Transcribe the listing word for word.

** start Data for processing **

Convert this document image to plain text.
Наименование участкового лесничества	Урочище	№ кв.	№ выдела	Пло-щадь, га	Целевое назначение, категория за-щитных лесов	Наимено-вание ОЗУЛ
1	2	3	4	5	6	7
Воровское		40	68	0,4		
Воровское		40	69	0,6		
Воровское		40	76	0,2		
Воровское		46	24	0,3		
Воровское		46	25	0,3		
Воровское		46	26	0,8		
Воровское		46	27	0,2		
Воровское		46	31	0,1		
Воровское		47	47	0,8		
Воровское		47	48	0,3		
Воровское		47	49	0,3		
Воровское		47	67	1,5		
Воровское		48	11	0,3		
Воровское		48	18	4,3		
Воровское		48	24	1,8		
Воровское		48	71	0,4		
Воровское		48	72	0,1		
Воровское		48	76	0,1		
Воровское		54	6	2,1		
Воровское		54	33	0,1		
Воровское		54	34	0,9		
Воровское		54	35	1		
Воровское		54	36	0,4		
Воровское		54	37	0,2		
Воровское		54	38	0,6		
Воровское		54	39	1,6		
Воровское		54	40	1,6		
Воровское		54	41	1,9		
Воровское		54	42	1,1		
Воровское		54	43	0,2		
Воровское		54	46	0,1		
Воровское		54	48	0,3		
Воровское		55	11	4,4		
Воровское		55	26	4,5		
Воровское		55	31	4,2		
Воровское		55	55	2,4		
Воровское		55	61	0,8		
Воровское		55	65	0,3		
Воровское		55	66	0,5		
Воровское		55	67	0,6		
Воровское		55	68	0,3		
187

** end Data for processing **

Response for this exercise.
Convert this document image to plain text.
Наименование участкового лесничества	Урочище	№ кв.	№ выдела	Пло-щадь, га	Целевое назначение, категория за-щитных лесов	Наимено-вание ОЗУЛ
1	2	3	4	5	6	7
Воровское		40	68	0,4		
Воровское		40	69	0,6		
Воровское		40	76	0,2		
Воровское		46	24	0,3		
Воровское		46	25	0,3		
Воровское		46	26	0,8		
Воровское		46	27	0,2		
Воровское		46	31	0,1		
Воровское		47	47	0,8		
Воровское		47	48	0,3		
Воровское		47	49	0,3		
Воровское		47	67	1,5		
Воровское		48	11	0,3		
Воровское		48	18	4,3		
Воровское		48	24	1,8		
Воровское		48	71	0,4		
Воровское		48	72	0,1		
Воровское		48	76	0,1		
Воровское		54	6	2,1		
Воровское		54	33	0,1		
Воровское		54	34	0,9		
Воровское		54	35	1		
Воровское		54	36	0,4		
Воровское		54	37	0,2		
Воровское		54	38	0,6		
Воровское		54	39	1,6		
Воровское		54	40	1,6		
Воровское		54	41	1,9		
Воровское		54	42	1,1		
Воровское		54	43	0,2		
Воровское		54	46	0,1		
Воровское		54	48	0,3		
Воровское		55	11	4,4		
Воровское		55	26	4,5		
Воровское		55	31	4,2		
Воровское		55	55	2,4		
Воровское		55	61	0,8		
Воровское		55	65	0,3		
Воровское		55	66	0,5		
Воровское		55	67	0,6		
Воровское		55	68	0,3		
187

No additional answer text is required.